Problem to solve
Extend the credit card validation code review below, picking up right after its last line.

Source excerpt
Start
Testing of code should always test negative paths as well as positive tests. This means that the testing should test bad values as well as good values.

Use the Proper Types

The C library function strlen(char* str) return the type size_t, this is the largest unsigned integer value the computer you are using can use. It would be much better if string_length was declared as size_t.

Initialize Variables in the Declarations

In C the language doesn't provide a default initialization of the variable so variables should be initialized as part of the declaration. For readability and maintainability each variable should be declared and initialized on its own line.

   //Ask user for the credit card number and store the input in a string
    char* card_number = get_string("Number: ");

    // Store the string length
    size_t string_length = strlen(card_number);

    bool isValid = check_for_invalid_input(card_number, string_length);

Putting it All Together

#include <stdbool.h>
#include <stdio.h>
#include <stdlib.h>
#include <ctype.h>
#include <string.h>

static bool check_for_invalid_input(char* card_number, size_t len)
{
    //Iterate through each character to check if it is a digit
    for (int character = 0; character < len; character++)
    {
        if (!isdigit(card_number[character]))
        {
            printf("INVALID\n");
            return false;
        }
    }

    return true;
}

static int calculate_check_sum(char* card_number, size_t len)
{
    int check_sum = 0;

    for (int character = len - 1; character >= 0; character -= 2)
    {
        check_sum += card_number[character] - '0';
    }

    for (int character = len - 2; character >= 0; character -= 2)
    {
        int digit = ((card_number[character] - '0') * 2);

        while (digit > 0)
        {
            check_sum += (digit % 10);
            digit /= 10;
        }
    }

    return check_sum;
}

static void report_card_issuer(int check_sum, char* card_number, size_t string_length)
{
    if (check_sum % 10 == 0 && string_length == 15 && card_number[0] == '3' && card_number[1] == '4')
    {
        printf("AMEX\n");
    }
    else if (check_sum % 10 == 0 && string_length == 15 && card_number[0] == '3' && card_number[1] == '7')
    {
        printf("AMEX\n");
    }
    else if (check_sum % 10 == 0 && string_length == 13 && card_number[0] == '4')
End
Source data
Start
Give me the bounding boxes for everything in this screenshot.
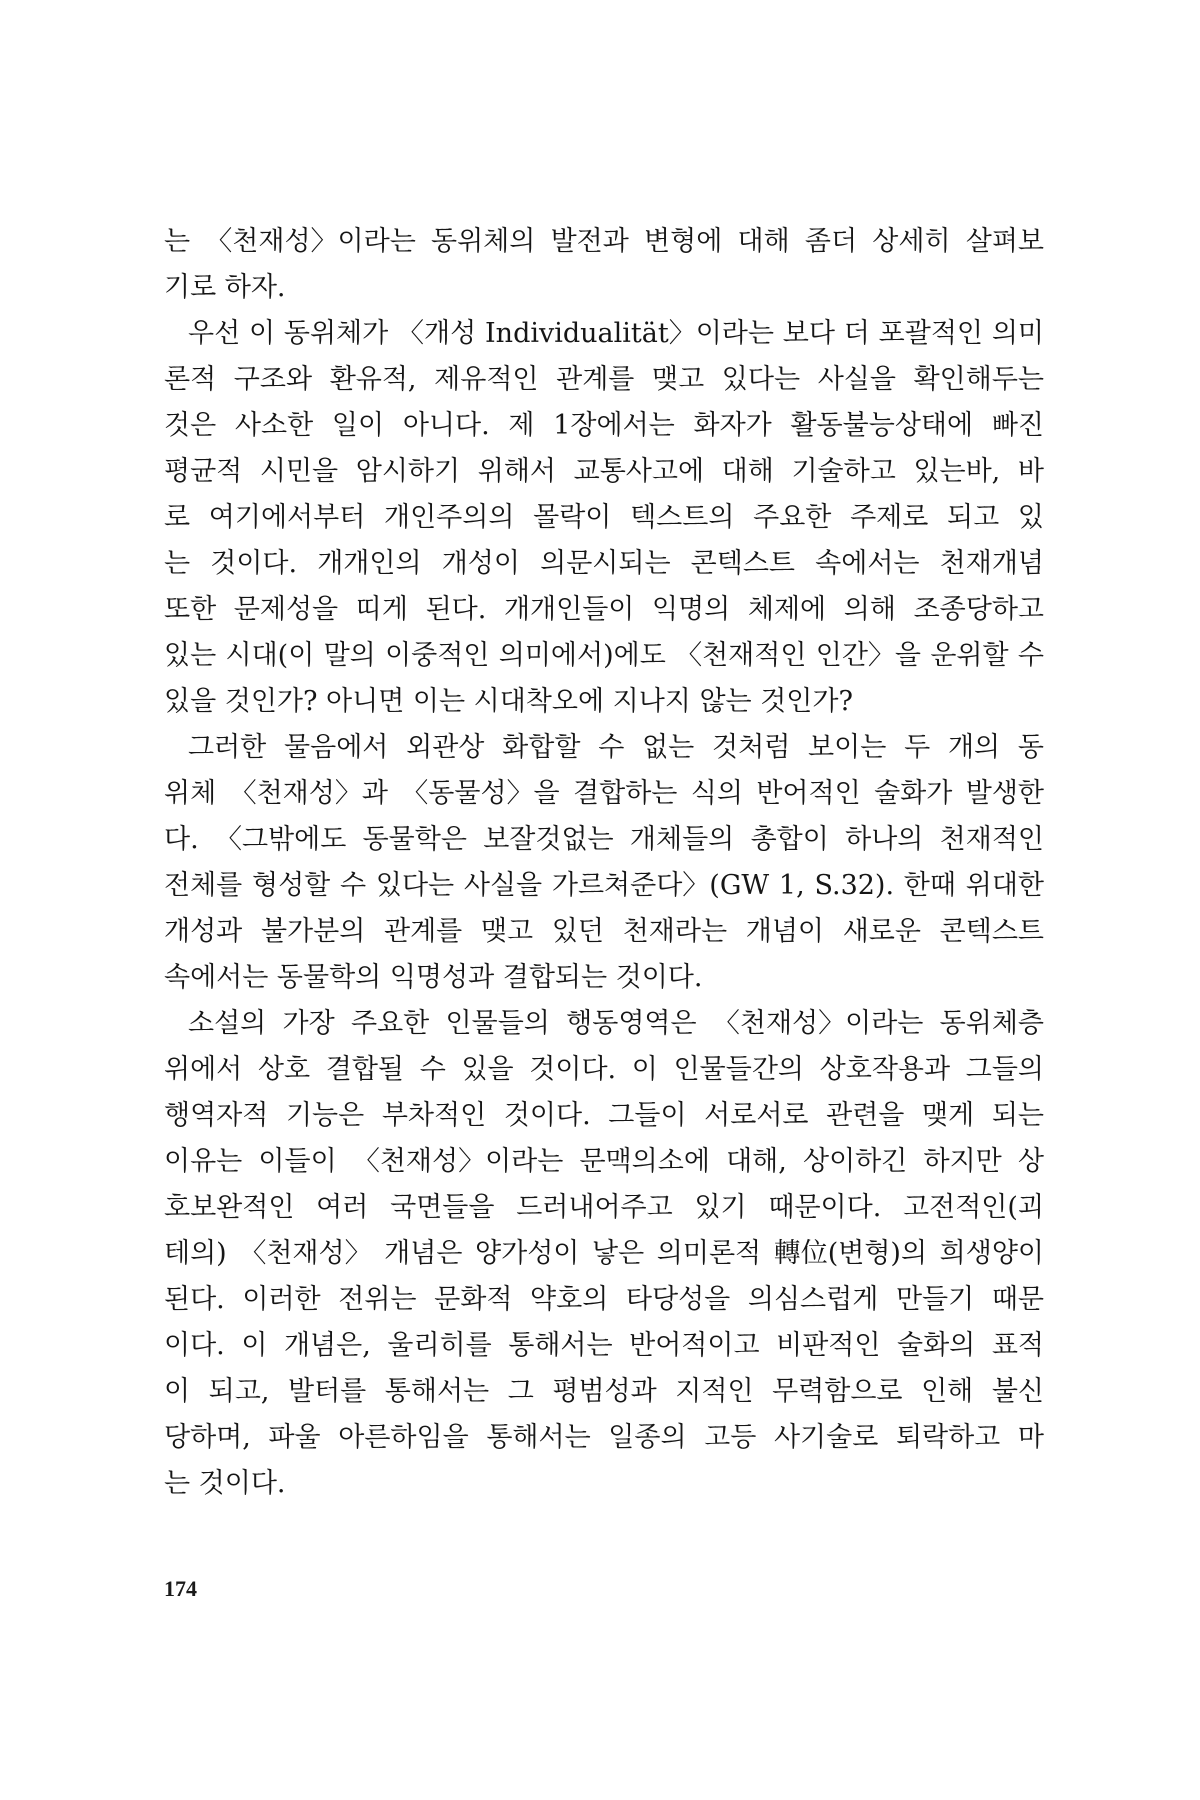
End
Solved exercise
    {
        printf("VISA\n");
    }
    else if (check_sum % 10 == 0 && string_length == 16 && card_number[0] == '4')
    {
        printf("VISA\n");
    }
    else if (check_sum % 10 == 0 && string_length == 16 && card_number[0] == '5' && card_number[1] == '1')
    {
        printf("MASTERCARD\n");
    }
    else if (check_sum % 10 == 0 && string_length == 16 && card_number[0] == '5' && card_number[1] == '2')
    {
        printf("MASTERCARD\n");
    }
    else if (check_sum % 10 == 0 && string_length == 16 && card_number[0] == '5' && card_number[1] == '3')
    {
        printf("MASTERCARD\n");
    }
    else if (check_sum % 10 == 0 && string_length == 16 && card_number[0] == '5' && card_number[1] == '4')
    {
        printf("MASTERCARD\n");
    }
    else if (check_sum % 10 == 0 && string_length == 16 && card_number[0] == '5' && card_number[1] == '5')
    {
        printf("MASTERCARD\n");
    }
    else
    {
        printf("INVALID\n");
    }
}

int main(void)
{
    //Ask user for the credit card number and store the input in a string
    char* card_number = get_string("Number: ");

    // Store the string length
    size_t string_length = strlen(card_number);

    bool isValid = check_for_invalid_input(card_number, string_length);

    if (isValid)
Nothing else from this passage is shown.